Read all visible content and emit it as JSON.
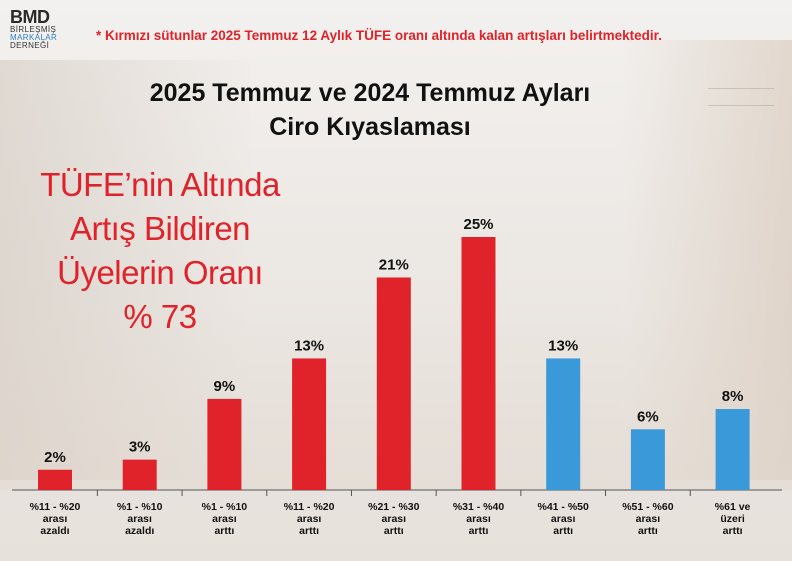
{
  "logo": {
    "main": "BMD",
    "line1": "BİRLEŞMİŞ",
    "line2": "MARKALAR",
    "line3": "DERNEĞİ"
  },
  "footnote": "*  Kırmızı sütunlar 2025 Temmuz 12 Aylık TÜFE oranı altında kalan artışları belirtmektedir.",
  "callout": {
    "line1": "TÜFE’nin Altında",
    "line2": "Artış Bildiren",
    "line3": "Üyelerin Oranı",
    "line4": "% 73"
  },
  "colors": {
    "red": "#e0232a",
    "blue": "#3a9ad9"
  },
  "chart_data": {
    "type": "bar",
    "title": "2025 Temmuz ve 2024 Temmuz Ayları Ciro Kıyaslaması",
    "title_lines": [
      "2025 Temmuz ve 2024 Temmuz Ayları",
      "Ciro Kıyaslaması"
    ],
    "categories": [
      [
        "%11 - %20",
        "arası",
        "azaldı"
      ],
      [
        "%1 - %10",
        "arası",
        "azaldı"
      ],
      [
        "%1 - %10",
        "arası",
        "arttı"
      ],
      [
        "%11 - %20",
        "arası",
        "arttı"
      ],
      [
        "%21 - %30",
        "arası",
        "arttı"
      ],
      [
        "%31 - %40",
        "arası",
        "arttı"
      ],
      [
        "%41 - %50",
        "arası",
        "arttı"
      ],
      [
        "%51 - %60",
        "arası",
        "arttı"
      ],
      [
        "%61 ve",
        "üzeri",
        "arttı"
      ]
    ],
    "values": [
      2,
      3,
      9,
      13,
      21,
      25,
      13,
      6,
      8
    ],
    "labels": [
      "2%",
      "3%",
      "9%",
      "13%",
      "21%",
      "25%",
      "13%",
      "6%",
      "8%"
    ],
    "bar_colors": [
      "red",
      "red",
      "red",
      "red",
      "red",
      "red",
      "blue",
      "blue",
      "blue"
    ],
    "ylim": [
      0,
      25
    ],
    "grid": false,
    "legend": "none"
  }
}
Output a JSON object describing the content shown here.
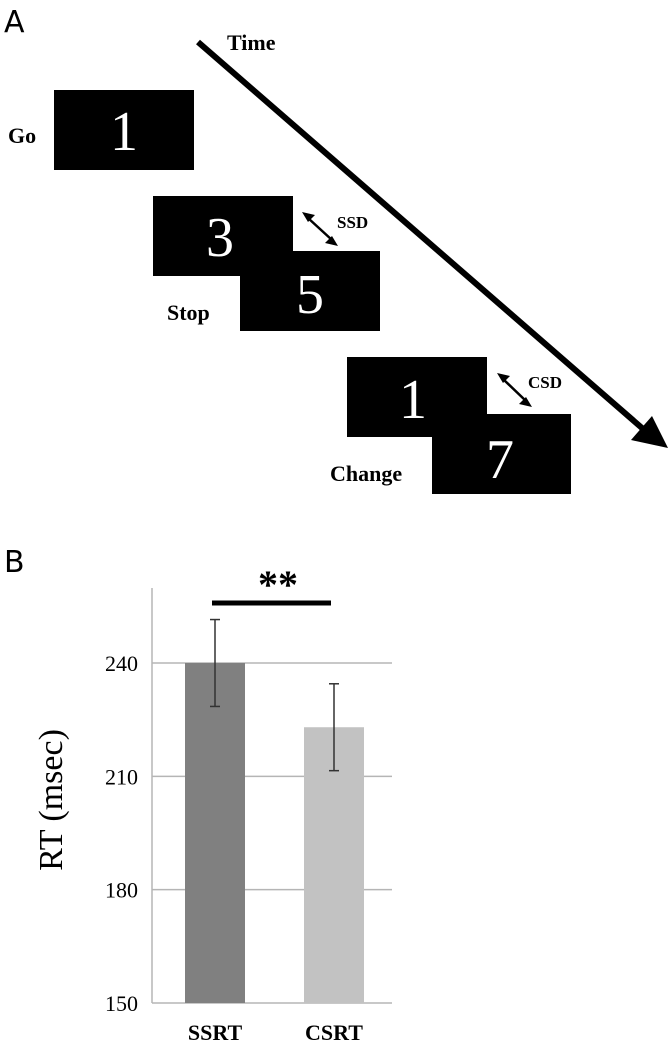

---+---

To be done: Repeat the listing above exactly, with no pictures.

In response:
Read all visible content and emit it as JSON.
{
  "logo": {
    "main": "BMD",
    "line1": "BİRLEŞMİŞ",
    "line2": "MARKALAR",
    "line3": "DERNEĞİ"
  },
  "footnote": "*  Kırmızı sütunlar 2025 Temmuz 12 Aylık TÜFE oranı altında kalan artışları belirtmektedir.",
  "callout": {
    "line1": "TÜFE’nin Altında",
    "line2": "Artış Bildiren",
    "line3": "Üyelerin Oranı",
    "line4": "% 73"
  },
  "colors": {
    "red": "#e0232a",
    "blue": "#3a9ad9"
  },
  "chart_data": {
    "type": "bar",
    "title": "2025 Temmuz ve 2024 Temmuz Ayları Ciro Kıyaslaması",
    "title_lines": [
      "2025 Temmuz ve 2024 Temmuz Ayları",
      "Ciro Kıyaslaması"
    ],
    "categories": [
      [
        "%11 - %20",
        "arası",
        "azaldı"
      ],
      [
        "%1 - %10",
        "arası",
        "azaldı"
      ],
      [
        "%1 - %10",
        "arası",
        "arttı"
      ],
      [
        "%11 - %20",
        "arası",
        "arttı"
      ],
      [
        "%21 - %30",
        "arası",
        "arttı"
      ],
      [
        "%31 - %40",
        "arası",
        "arttı"
      ],
      [
        "%41 - %50",
        "arası",
        "arttı"
      ],
      [
        "%51 - %60",
        "arası",
        "arttı"
      ],
      [
        "%61 ve",
        "üzeri",
        "arttı"
      ]
    ],
    "values": [
      2,
      3,
      9,
      13,
      21,
      25,
      13,
      6,
      8
    ],
    "labels": [
      "2%",
      "3%",
      "9%",
      "13%",
      "21%",
      "25%",
      "13%",
      "6%",
      "8%"
    ],
    "bar_colors": [
      "red",
      "red",
      "red",
      "red",
      "red",
      "red",
      "blue",
      "blue",
      "blue"
    ],
    "ylim": [
      0,
      25
    ],
    "grid": false,
    "legend": "none"
  }
}
Output a JSON object describing the content shown here.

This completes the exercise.